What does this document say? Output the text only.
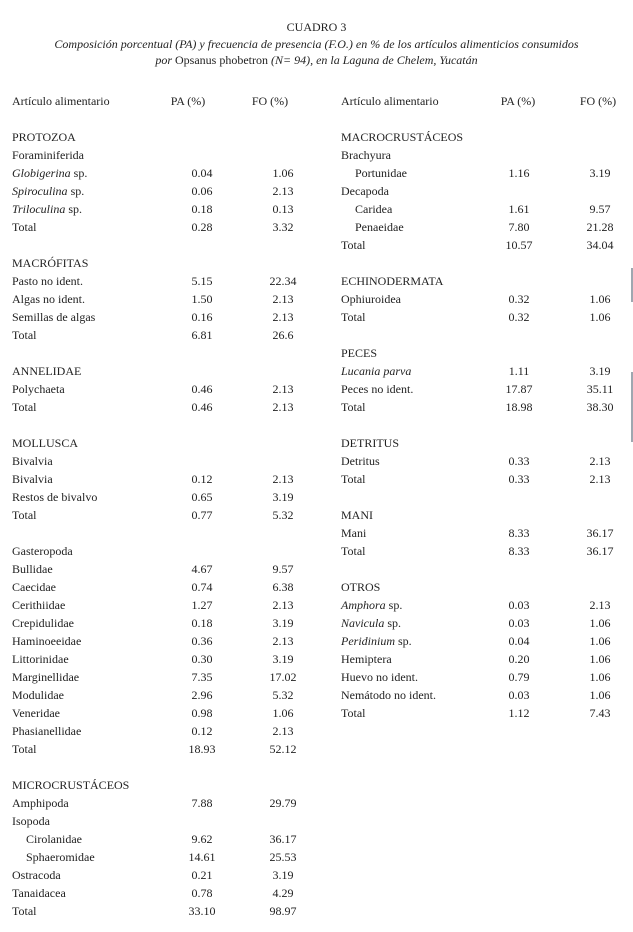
CUADRO 3
Composición porcentual (PA) y frecuencia de presencia (F.O.) en % de los artículos alimenticios consumidos
por Opsanus phobetron (N= 94), en la Laguna de Chelem, Yucatán
Artículo alimentario	PA (%)	FO (%)	Artículo alimentario	PA (%)	FO (%)
PROTOZOA
Foraminiferida
Globigerina sp.	0.04	1.06
Spiroculina sp.	0.06	2.13
Triloculina sp.	0.18	0.13
Total	0.28	3.32
MACRÓFITAS
Pasto no ident.	5.15	22.34
Algas no ident.	1.50	2.13
Semillas de algas	0.16	2.13
Total	6.81	26.6
ANNELIDAE
Polychaeta	0.46	2.13
Total	0.46	2.13
MOLLUSCA
Bivalvia
Bivalvia	0.12	2.13
Restos de bivalvo	0.65	3.19
Total	0.77	5.32
Gasteropoda
Bullidae	4.67	9.57
Caecidae	0.74	6.38
Cerithiidae	1.27	2.13
Crepidulidae	0.18	3.19
Haminoeeidae	0.36	2.13
Littorinidae	0.30	3.19
Marginellidae	7.35	17.02
Modulidae	2.96	5.32
Veneridae	0.98	1.06
Phasianellidae	0.12	2.13
Total	18.93	52.12
MICROCRUSTÁCEOS
Amphipoda	7.88	29.79
Isopoda
Cirolanidae	9.62	36.17
Sphaeromidae	14.61	25.53
Ostracoda	0.21	3.19
Tanaidacea	0.78	4.29
Total	33.10	98.97
MACROCRUSTÁCEOS
Brachyura
Portunidae	1.16	3.19
Decapoda
Caridea	1.61	9.57
Penaeidae	7.80	21.28
Total	10.57	34.04
ECHINODERMATA
Ophiuroidea	0.32	1.06
Total	0.32	1.06
PECES
Lucania parva	1.11	3.19
Peces no ident.	17.87	35.11
Total	18.98	38.30
DETRITUS
Detritus	0.33	2.13
Total	0.33	2.13
MANI
Mani	8.33	36.17
Total	8.33	36.17
OTROS
Amphora sp.	0.03	2.13
Navicula sp.	0.03	1.06
Peridinium sp.	0.04	1.06
Hemiptera	0.20	1.06
Huevo no ident.	0.79	1.06
Nemátodo no ident.	0.03	1.06
Total	1.12	7.43
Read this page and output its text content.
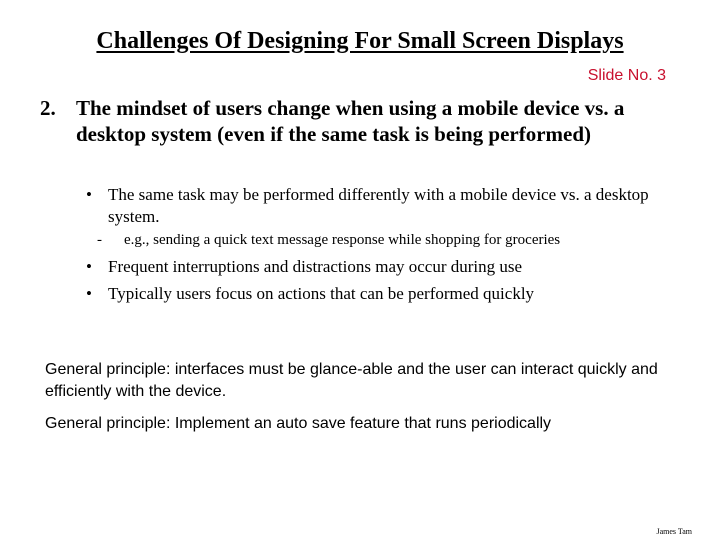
Challenges Of Designing For Small Screen Displays
Slide No. 3
2. The mindset of users change when using a mobile device vs. a desktop system (even if the same task is being performed)
• The same task may be performed differently with a mobile device vs. a desktop system.
- e.g., sending a quick text message response while shopping for groceries
• Frequent interruptions and distractions may occur during use
• Typically users focus on actions that can be performed quickly
General principle: interfaces must be glance-able and the user can interact quickly and efficiently with the device.
General principle: Implement an auto save feature that runs periodically
James Tam
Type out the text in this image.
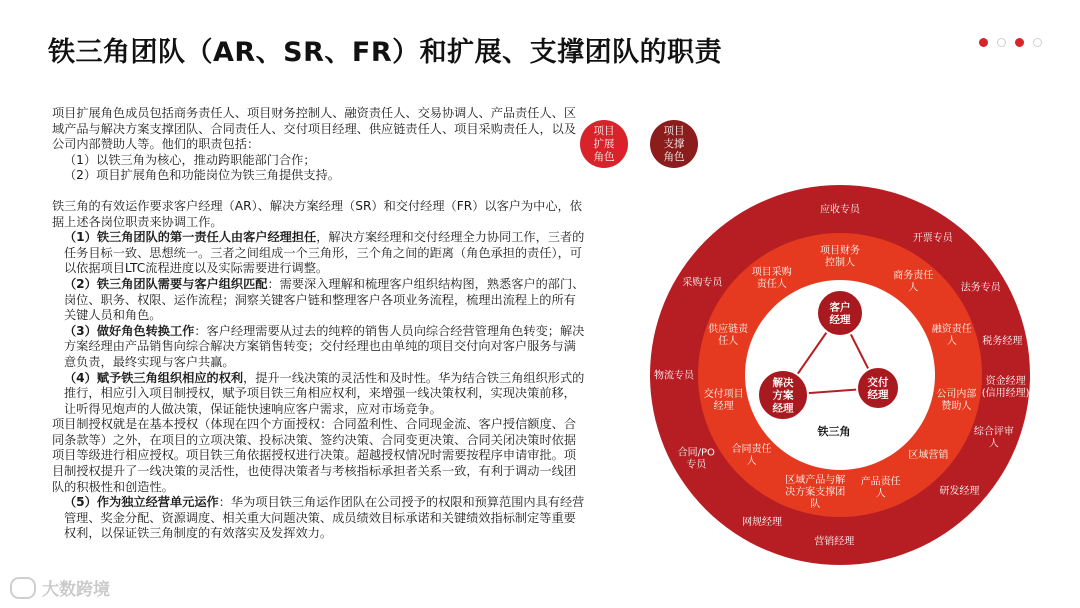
铁三角团队（AR、SR、FR）和扩展、支撑团队的职责

项目扩展角色成员包括商务责任人、项目财务控制人、融资责任人、交易协调人、产品责任人、区域产品与解决方案支撑团队、合同责任人、交付项目经理、供应链责任人、项目采购责任人，以及公司内部赞助人等。他们的职责包括：

（1）以铁三角为核心，推动跨职能部门合作；

（2）项目扩展角色和功能岗位为铁三角提供支持。

铁三角的有效运作要求客户经理（AR）、解决方案经理（SR）和交付经理（FR）以客户为中心，依据上述各岗位职责来协调工作。

（1）铁三角团队的第一责任人由客户经理担任，解决方案经理和交付经理全力协同工作，三者的任务目标一致、思想统一。三者之间组成一个三角形，三个角之间的距离（角色承担的责任），可以依据项目LTC流程进度以及实际需要进行调整。

（2）铁三角团队需要与客户组织匹配：需要深入理解和梳理客户组织结构图，熟悉客户的部门、岗位、职务、权限、运作流程；洞察关键客户链和整理客户各项业务流程，梳理出流程上的所有关键人员和角色。

（3）做好角色转换工作：客户经理需要从过去的纯粹的销售人员向综合经营管理角色转变；解决方案经理由产品销售向综合解决方案销售转变；交付经理也由单纯的项目交付向对客户服务与满意负责，最终实现与客户共赢。

（4）赋予铁三角组织相应的权利，提升一线决策的灵活性和及时性。华为结合铁三角组织形式的推行，相应引入项目制授权，赋予项目铁三角相应权利，来增强一线决策权利，实现决策前移，让听得见炮声的人做决策，保证能快速响应客户需求，应对市场竞争。

项目制授权就是在基本授权（体现在四个方面授权：合同盈利性、合同现金流、客户授信额度、合同条款等）之外，在项目的立项决策、投标决策、签约决策、合同变更决策、合同关闭决策时依据项目等级进行相应授权。项目铁三角依据授权进行决策。超越授权情况时需要按程序申请审批。项目制授权提升了一线决策的灵活性，也使得决策者与考核指标承担者关系一致，有利于调动一线团队的积极性和创造性。

（5）作为独立经营单元运作：华为项目铁三角运作团队在公司授予的权限和预算范围内具有经营管理、奖金分配、资源调度、相关重大问题决策、成员绩效目标承诺和关键绩效指标制定等重要权利，以保证铁三角制度的有效落实及发挥效力。

项目
扩展
角色
项目
支撑
角色
应收专员
开票专员
法务专员
税务经理
资金经理(信用经理)
综合评审人
研发经理
营销经理
网规经理
合同/PO 专员
物流专员
采购专员
项目财务控制人
商务责任人
融资责任人
公司内部赞助人
区域营销
产品责任人
区域产品与解决方案支撑团队
合同责任人
交付项目经理
供应链责任人
项目采购责任人
客户经理
解决方案经理
交付经理
铁三角
大数跨境
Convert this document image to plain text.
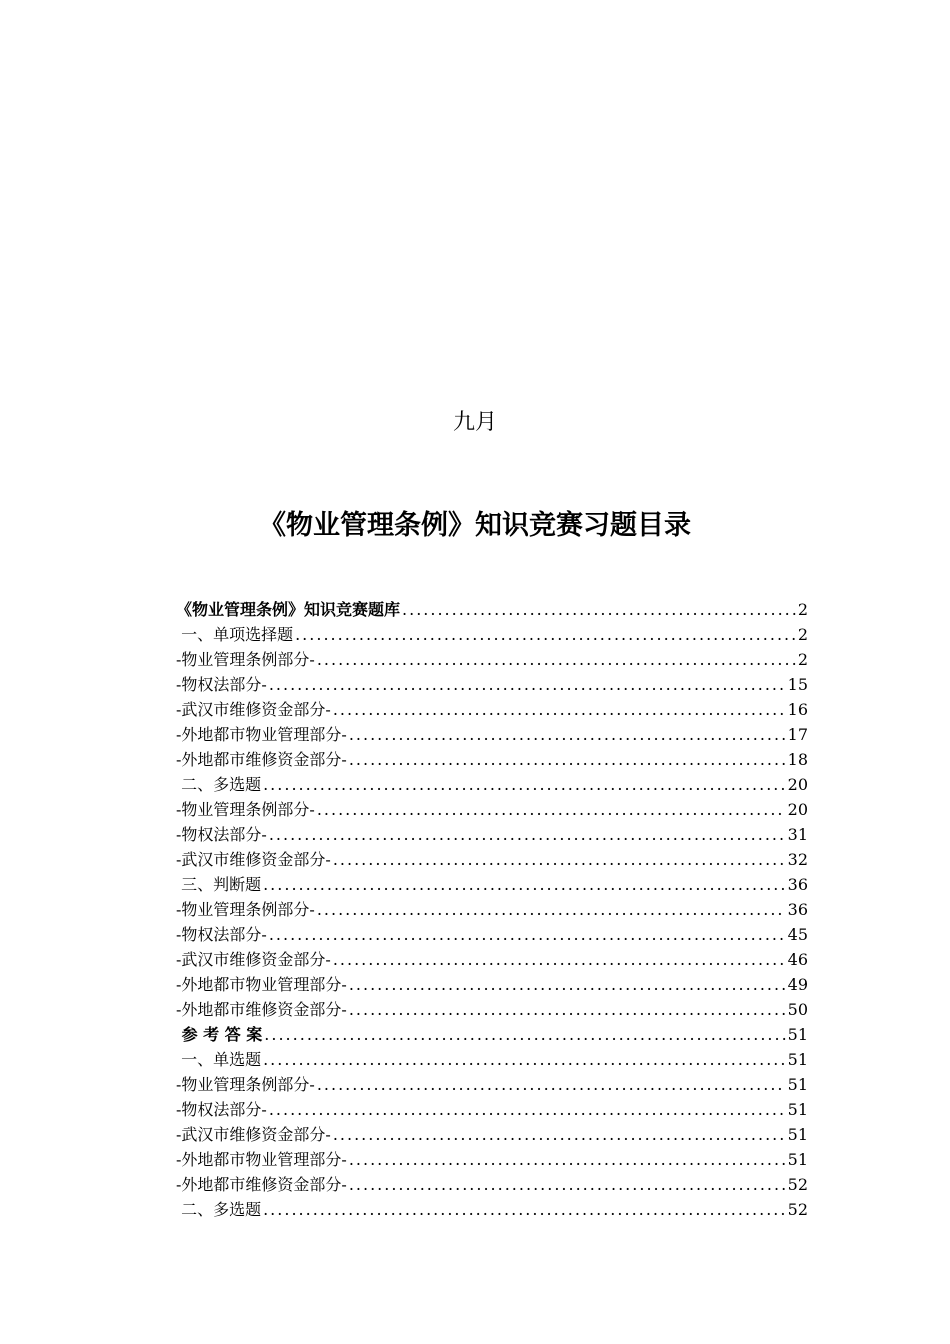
九月
《物业管理条例》知识竞赛习题目录
《物业管理条例》知识竞赛题库 .....	2
一、单项选择题 .....	2
-物业管理条例部分- .....	2
-物权法部分- .....	15
-武汉市维修资金部分- .....	16
-外地都市物业管理部分- .....	17
-外地都市维修资金部分- .....	18
二、多选题 .....	20
-物业管理条例部分- .....	20
-物权法部分- .....	31
-武汉市维修资金部分- .....	32
三、判断题 .....	36
-物业管理条例部分- .....	36
-物权法部分- .....	45
-武汉市维修资金部分- .....	46
-外地都市物业管理部分- .....	49
-外地都市维修资金部分- .....	50
参 考 答 案 .....	51
一、单选题 .....	51
-物业管理条例部分- .....	51
-物权法部分- .....	51
-武汉市维修资金部分- .....	51
-外地都市物业管理部分- .....	51
-外地都市维修资金部分- .....	52
二、多选题 .....	52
● ● ● ●
**SET TASK:**
All the lines above are to be reproduced exactly, except the pictures.

**RESULT OF THIS TASK:**
What does this document say? Output the text only.
CUADRO 3
Composición porcentual (PA) y frecuencia de presencia (F.O.) en % de los artículos alimenticios consumidos
por Opsanus phobetron (N= 94), en la Laguna de Chelem, Yucatán
Artículo alimentario	PA (%)	FO (%)	Artículo alimentario	PA (%)	FO (%)
PROTOZOA
Foraminiferida
Globigerina sp.	0.04	1.06
Spiroculina sp.	0.06	2.13
Triloculina sp.	0.18	0.13
Total	0.28	3.32
MACRÓFITAS
Pasto no ident.	5.15	22.34
Algas no ident.	1.50	2.13
Semillas de algas	0.16	2.13
Total	6.81	26.6
ANNELIDAE
Polychaeta	0.46	2.13
Total	0.46	2.13
MOLLUSCA
Bivalvia
Bivalvia	0.12	2.13
Restos de bivalvo	0.65	3.19
Total	0.77	5.32
Gasteropoda
Bullidae	4.67	9.57
Caecidae	0.74	6.38
Cerithiidae	1.27	2.13
Crepidulidae	0.18	3.19
Haminoeeidae	0.36	2.13
Littorinidae	0.30	3.19
Marginellidae	7.35	17.02
Modulidae	2.96	5.32
Veneridae	0.98	1.06
Phasianellidae	0.12	2.13
Total	18.93	52.12
MICROCRUSTÁCEOS
Amphipoda	7.88	29.79
Isopoda
Cirolanidae	9.62	36.17
Sphaeromidae	14.61	25.53
Ostracoda	0.21	3.19
Tanaidacea	0.78	4.29
Total	33.10	98.97
MACROCRUSTÁCEOS
Brachyura
Portunidae	1.16	3.19
Decapoda
Caridea	1.61	9.57
Penaeidae	7.80	21.28
Total	10.57	34.04
ECHINODERMATA
Ophiuroidea	0.32	1.06
Total	0.32	1.06
PECES
Lucania parva	1.11	3.19
Peces no ident.	17.87	35.11
Total	18.98	38.30
DETRITUS
Detritus	0.33	2.13
Total	0.33	2.13
MANI
Mani	8.33	36.17
Total	8.33	36.17
OTROS
Amphora sp.	0.03	2.13
Navicula sp.	0.03	1.06
Peridinium sp.	0.04	1.06
Hemiptera	0.20	1.06
Huevo no ident.	0.79	1.06
Nemátodo no ident.	0.03	1.06
Total	1.12	7.43
Read this page and output its text content.
Challenges Of Designing For Small Screen Displays
Slide No. 3
2. The mindset of users change when using a mobile device vs. a desktop system (even if the same task is being performed)
• The same task may be performed differently with a mobile device vs. a desktop system.
- e.g., sending a quick text message response while shopping for groceries
• Frequent interruptions and distractions may occur during use
• Typically users focus on actions that can be performed quickly
General principle: interfaces must be glance-able and the user can interact quickly and efficiently with the device.
General principle: Implement an auto save feature that runs periodically
James Tam
Type out the text in this image.
铁三角团队（AR、SR、FR）和扩展、支撑团队的职责

项目扩展角色成员包括商务责任人、项目财务控制人、融资责任人、交易协调人、产品责任人、区域产品与解决方案支撑团队、合同责任人、交付项目经理、供应链责任人、项目采购责任人，以及公司内部赞助人等。他们的职责包括：

（1）以铁三角为核心，推动跨职能部门合作；

（2）项目扩展角色和功能岗位为铁三角提供支持。

铁三角的有效运作要求客户经理（AR）、解决方案经理（SR）和交付经理（FR）以客户为中心，依据上述各岗位职责来协调工作。

（1）铁三角团队的第一责任人由客户经理担任，解决方案经理和交付经理全力协同工作，三者的任务目标一致、思想统一。三者之间组成一个三角形，三个角之间的距离（角色承担的责任），可以依据项目LTC流程进度以及实际需要进行调整。

（2）铁三角团队需要与客户组织匹配：需要深入理解和梳理客户组织结构图，熟悉客户的部门、岗位、职务、权限、运作流程；洞察关键客户链和整理客户各项业务流程，梳理出流程上的所有关键人员和角色。

（3）做好角色转换工作：客户经理需要从过去的纯粹的销售人员向综合经营管理角色转变；解决方案经理由产品销售向综合解决方案销售转变；交付经理也由单纯的项目交付向对客户服务与满意负责，最终实现与客户共赢。

（4）赋予铁三角组织相应的权利，提升一线决策的灵活性和及时性。华为结合铁三角组织形式的推行，相应引入项目制授权，赋予项目铁三角相应权利，来增强一线决策权利，实现决策前移，让听得见炮声的人做决策，保证能快速响应客户需求，应对市场竞争。

项目制授权就是在基本授权（体现在四个方面授权：合同盈利性、合同现金流、客户授信额度、合同条款等）之外，在项目的立项决策、投标决策、签约决策、合同变更决策、合同关闭决策时依据项目等级进行相应授权。项目铁三角依据授权进行决策。超越授权情况时需要按程序申请审批。项目制授权提升了一线决策的灵活性，也使得决策者与考核指标承担者关系一致，有利于调动一线团队的积极性和创造性。

（5）作为独立经营单元运作：华为项目铁三角运作团队在公司授予的权限和预算范围内具有经营管理、奖金分配、资源调度、相关重大问题决策、成员绩效目标承诺和关键绩效指标制定等重要权利，以保证铁三角制度的有效落实及发挥效力。

项目
扩展
角色
项目
支撑
角色
应收专员
开票专员
法务专员
税务经理
资金经理(信用经理)
综合评审人
研发经理
营销经理
网规经理
合同/PO 专员
物流专员
采购专员
项目财务控制人
商务责任人
融资责任人
公司内部赞助人
区域营销
产品责任人
区域产品与解决方案支撑团队
合同责任人
交付项目经理
供应链责任人
项目采购责任人
客户经理
解决方案经理
交付经理
铁三角
大数跨境
Convert this document image to plain text.
九月
《物业管理条例》知识竞赛习题目录
《物业管理条例》知识竞赛题库 .....	2
一、单项选择题 .....	2
-物业管理条例部分- .....	2
-物权法部分- .....	15
-武汉市维修资金部分- .....	16
-外地都市物业管理部分- .....	17
-外地都市维修资金部分- .....	18
二、多选题 .....	20
-物业管理条例部分- .....	20
-物权法部分- .....	31
-武汉市维修资金部分- .....	32
三、判断题 .....	36
-物业管理条例部分- .....	36
-物权法部分- .....	45
-武汉市维修资金部分- .....	46
-外地都市物业管理部分- .....	49
-外地都市维修资金部分- .....	50
参 考 答 案 .....	51
一、单选题 .....	51
-物业管理条例部分- .....	51
-物权法部分- .....	51
-武汉市维修资金部分- .....	51
-外地都市物业管理部分- .....	51
-外地都市维修资金部分- .....	52
二、多选题 .....	52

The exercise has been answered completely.